Copy the entries below exactly. Images do not belong in the copy.

++++ PROVIDED RECORDS

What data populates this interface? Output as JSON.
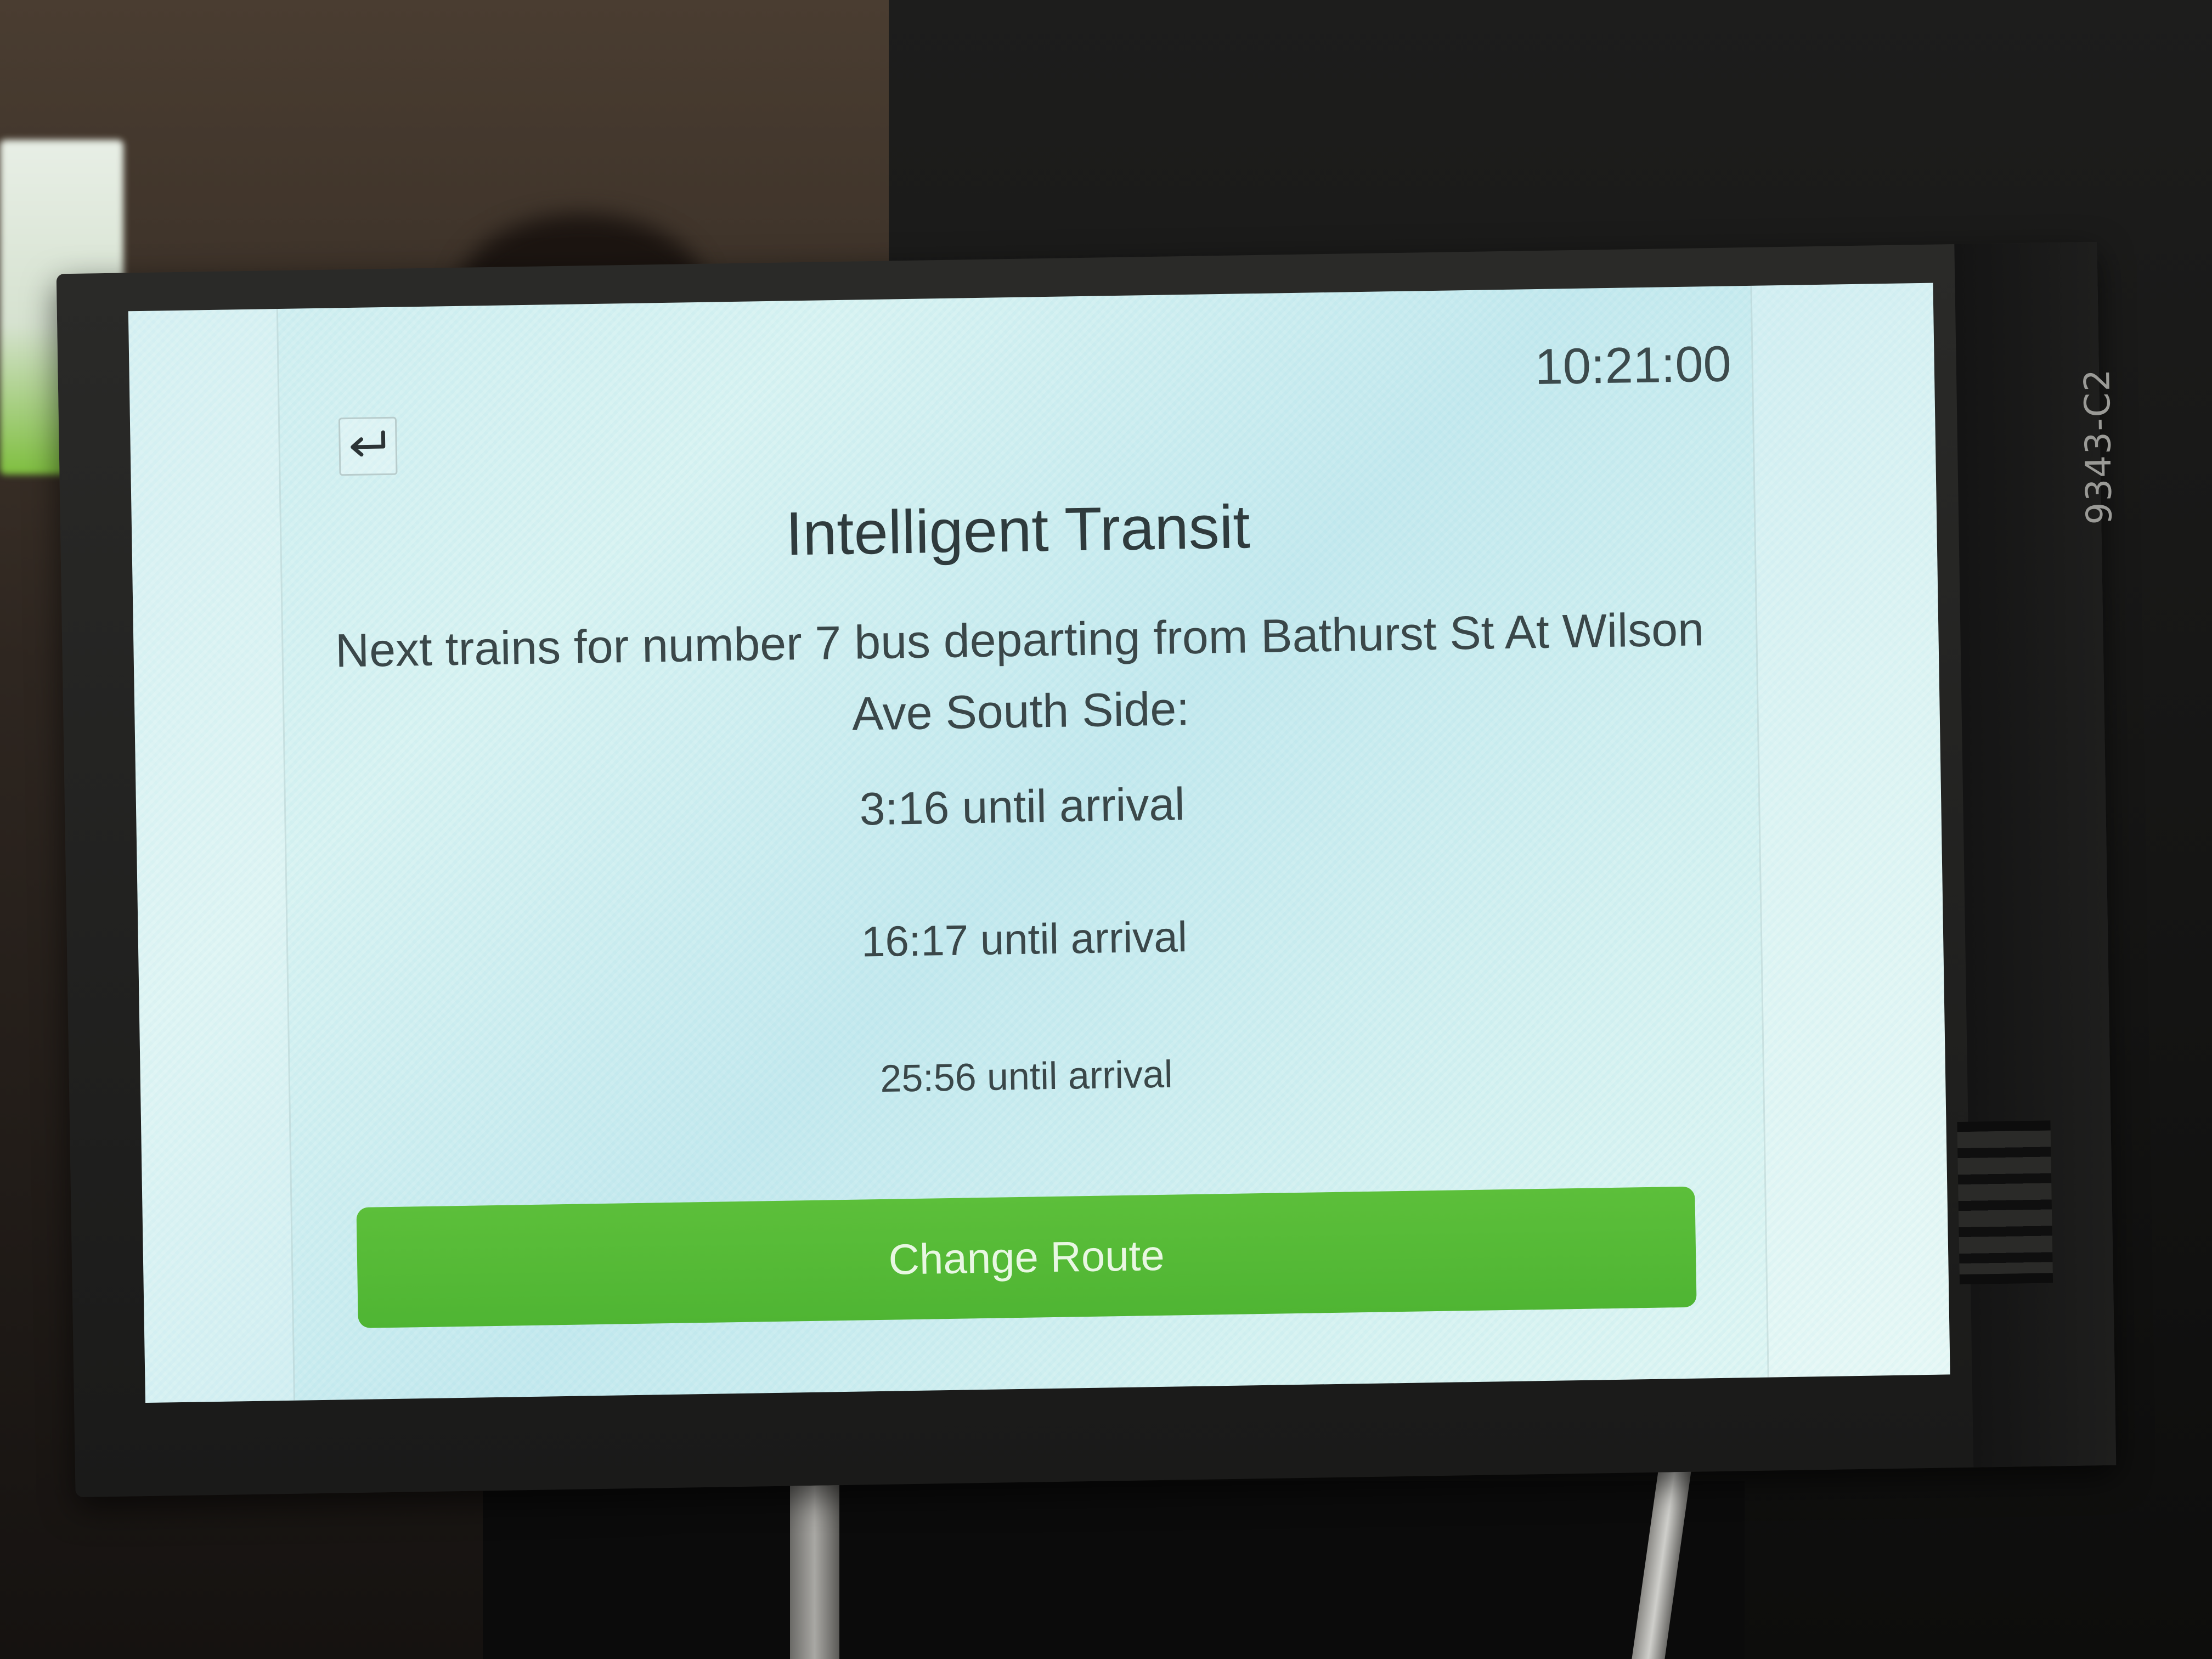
{
  "device": {
    "model_label": "9343-C2"
  },
  "app": {
    "clock": "10:21:00",
    "back_icon": "return-arrow-icon",
    "title": "Intelligent Transit",
    "subtitle": "Next trains for number 7 bus departing from Bathurst St At Wilson Ave South Side:",
    "arrivals": [
      {
        "text": "3:16 until arrival"
      },
      {
        "text": "16:17 until arrival"
      },
      {
        "text": "25:56 until arrival"
      }
    ],
    "change_route_label": "Change Route",
    "accent_color": "#4fb533"
  }
}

++++++++

RESULT:
What data populates this interface? Output as JSON.
{
  "device": {
    "model_label": "9343-C2"
  },
  "app": {
    "clock": "10:21:00",
    "back_icon": "return-arrow-icon",
    "title": "Intelligent Transit",
    "subtitle": "Next trains for number 7 bus departing from Bathurst St At Wilson Ave South Side:",
    "arrivals": [
      {
        "text": "3:16 until arrival"
      },
      {
        "text": "16:17 until arrival"
      },
      {
        "text": "25:56 until arrival"
      }
    ],
    "change_route_label": "Change Route",
    "accent_color": "#4fb533"
  }
}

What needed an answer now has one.